• Required task
Do not include the pictures; repeat the rest of the data exactly.
··· Given records
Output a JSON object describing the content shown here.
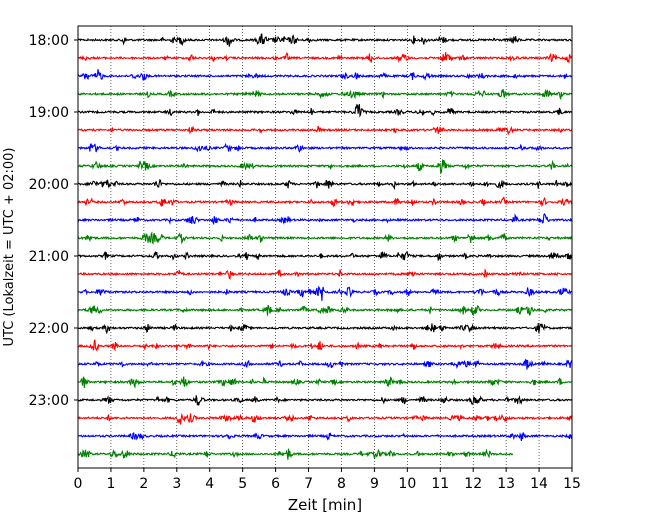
{
  "chart_data": {
    "type": "line",
    "title": "",
    "xlabel": "Zeit  [min]",
    "ylabel": "UTC (Lokalzeit = UTC + 02:00)",
    "xlim": [
      0,
      15
    ],
    "x_ticks": [
      0,
      1,
      2,
      3,
      4,
      5,
      6,
      7,
      8,
      9,
      10,
      11,
      12,
      13,
      14,
      15
    ],
    "y_ticks": [
      "18:00",
      "19:00",
      "20:00",
      "21:00",
      "22:00",
      "23:00"
    ],
    "grid": "vertical dotted at each minute",
    "legend": "none",
    "trace_colors": [
      "#000000",
      "#ff0000",
      "#0000ff",
      "#008000"
    ],
    "traces": [
      {
        "start": "18:00",
        "color": "#000000",
        "duration_min": 15
      },
      {
        "start": "18:15",
        "color": "#ff0000",
        "duration_min": 15
      },
      {
        "start": "18:30",
        "color": "#0000ff",
        "duration_min": 15
      },
      {
        "start": "18:45",
        "color": "#008000",
        "duration_min": 15
      },
      {
        "start": "19:00",
        "color": "#000000",
        "duration_min": 15
      },
      {
        "start": "19:15",
        "color": "#ff0000",
        "duration_min": 15
      },
      {
        "start": "19:30",
        "color": "#0000ff",
        "duration_min": 15
      },
      {
        "start": "19:45",
        "color": "#008000",
        "duration_min": 15
      },
      {
        "start": "20:00",
        "color": "#000000",
        "duration_min": 15
      },
      {
        "start": "20:15",
        "color": "#ff0000",
        "duration_min": 15
      },
      {
        "start": "20:30",
        "color": "#0000ff",
        "duration_min": 15
      },
      {
        "start": "20:45",
        "color": "#008000",
        "duration_min": 15
      },
      {
        "start": "21:00",
        "color": "#000000",
        "duration_min": 15
      },
      {
        "start": "21:15",
        "color": "#ff0000",
        "duration_min": 15
      },
      {
        "start": "21:30",
        "color": "#0000ff",
        "duration_min": 15
      },
      {
        "start": "21:45",
        "color": "#008000",
        "duration_min": 15
      },
      {
        "start": "22:00",
        "color": "#000000",
        "duration_min": 15
      },
      {
        "start": "22:15",
        "color": "#ff0000",
        "duration_min": 15
      },
      {
        "start": "22:30",
        "color": "#0000ff",
        "duration_min": 15
      },
      {
        "start": "22:45",
        "color": "#008000",
        "duration_min": 15
      },
      {
        "start": "23:00",
        "color": "#000000",
        "duration_min": 15
      },
      {
        "start": "23:15",
        "color": "#ff0000",
        "duration_min": 15
      },
      {
        "start": "23:30",
        "color": "#0000ff",
        "duration_min": 15
      },
      {
        "start": "23:45",
        "color": "#008000",
        "duration_min": 13.2
      }
    ]
  }
}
······
• Reply to the task
Output a JSON object describing the content shown here.
{
  "chart_data": {
    "type": "line",
    "title": "",
    "xlabel": "Zeit  [min]",
    "ylabel": "UTC (Lokalzeit = UTC + 02:00)",
    "xlim": [
      0,
      15
    ],
    "x_ticks": [
      0,
      1,
      2,
      3,
      4,
      5,
      6,
      7,
      8,
      9,
      10,
      11,
      12,
      13,
      14,
      15
    ],
    "y_ticks": [
      "18:00",
      "19:00",
      "20:00",
      "21:00",
      "22:00",
      "23:00"
    ],
    "grid": "vertical dotted at each minute",
    "legend": "none",
    "trace_colors": [
      "#000000",
      "#ff0000",
      "#0000ff",
      "#008000"
    ],
    "traces": [
      {
        "start": "18:00",
        "color": "#000000",
        "duration_min": 15
      },
      {
        "start": "18:15",
        "color": "#ff0000",
        "duration_min": 15
      },
      {
        "start": "18:30",
        "color": "#0000ff",
        "duration_min": 15
      },
      {
        "start": "18:45",
        "color": "#008000",
        "duration_min": 15
      },
      {
        "start": "19:00",
        "color": "#000000",
        "duration_min": 15
      },
      {
        "start": "19:15",
        "color": "#ff0000",
        "duration_min": 15
      },
      {
        "start": "19:30",
        "color": "#0000ff",
        "duration_min": 15
      },
      {
        "start": "19:45",
        "color": "#008000",
        "duration_min": 15
      },
      {
        "start": "20:00",
        "color": "#000000",
        "duration_min": 15
      },
      {
        "start": "20:15",
        "color": "#ff0000",
        "duration_min": 15
      },
      {
        "start": "20:30",
        "color": "#0000ff",
        "duration_min": 15
      },
      {
        "start": "20:45",
        "color": "#008000",
        "duration_min": 15
      },
      {
        "start": "21:00",
        "color": "#000000",
        "duration_min": 15
      },
      {
        "start": "21:15",
        "color": "#ff0000",
        "duration_min": 15
      },
      {
        "start": "21:30",
        "color": "#0000ff",
        "duration_min": 15
      },
      {
        "start": "21:45",
        "color": "#008000",
        "duration_min": 15
      },
      {
        "start": "22:00",
        "color": "#000000",
        "duration_min": 15
      },
      {
        "start": "22:15",
        "color": "#ff0000",
        "duration_min": 15
      },
      {
        "start": "22:30",
        "color": "#0000ff",
        "duration_min": 15
      },
      {
        "start": "22:45",
        "color": "#008000",
        "duration_min": 15
      },
      {
        "start": "23:00",
        "color": "#000000",
        "duration_min": 15
      },
      {
        "start": "23:15",
        "color": "#ff0000",
        "duration_min": 15
      },
      {
        "start": "23:30",
        "color": "#0000ff",
        "duration_min": 15
      },
      {
        "start": "23:45",
        "color": "#008000",
        "duration_min": 13.2
      }
    ]
  }
}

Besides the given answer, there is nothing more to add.